Quote, without change, all of the lines that follow.

········

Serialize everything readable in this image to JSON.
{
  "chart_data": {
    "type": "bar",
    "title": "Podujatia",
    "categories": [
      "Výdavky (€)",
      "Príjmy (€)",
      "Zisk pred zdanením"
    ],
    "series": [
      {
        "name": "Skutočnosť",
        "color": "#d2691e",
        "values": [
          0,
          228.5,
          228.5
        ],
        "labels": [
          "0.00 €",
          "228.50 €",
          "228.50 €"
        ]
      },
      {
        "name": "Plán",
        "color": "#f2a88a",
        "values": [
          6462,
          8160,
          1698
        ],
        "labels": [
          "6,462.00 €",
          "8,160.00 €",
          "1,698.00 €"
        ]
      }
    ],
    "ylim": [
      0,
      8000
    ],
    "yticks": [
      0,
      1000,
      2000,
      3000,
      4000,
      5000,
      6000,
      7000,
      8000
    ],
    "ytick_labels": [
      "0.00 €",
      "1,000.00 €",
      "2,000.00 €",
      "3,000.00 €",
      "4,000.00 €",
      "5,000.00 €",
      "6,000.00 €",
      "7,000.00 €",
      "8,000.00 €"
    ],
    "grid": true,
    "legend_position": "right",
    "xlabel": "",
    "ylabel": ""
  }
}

········

Result of this task >>
Serialize everything readable in this image to JSON.
{
  "chart_data": {
    "type": "bar",
    "title": "Podujatia",
    "categories": [
      "Výdavky (€)",
      "Príjmy (€)",
      "Zisk pred zdanením"
    ],
    "series": [
      {
        "name": "Skutočnosť",
        "color": "#d2691e",
        "values": [
          0,
          228.5,
          228.5
        ],
        "labels": [
          "0.00 €",
          "228.50 €",
          "228.50 €"
        ]
      },
      {
        "name": "Plán",
        "color": "#f2a88a",
        "values": [
          6462,
          8160,
          1698
        ],
        "labels": [
          "6,462.00 €",
          "8,160.00 €",
          "1,698.00 €"
        ]
      }
    ],
    "ylim": [
      0,
      8000
    ],
    "yticks": [
      0,
      1000,
      2000,
      3000,
      4000,
      5000,
      6000,
      7000,
      8000
    ],
    "ytick_labels": [
      "0.00 €",
      "1,000.00 €",
      "2,000.00 €",
      "3,000.00 €",
      "4,000.00 €",
      "5,000.00 €",
      "6,000.00 €",
      "7,000.00 €",
      "8,000.00 €"
    ],
    "grid": true,
    "legend_position": "right",
    "xlabel": "",
    "ylabel": ""
  }
}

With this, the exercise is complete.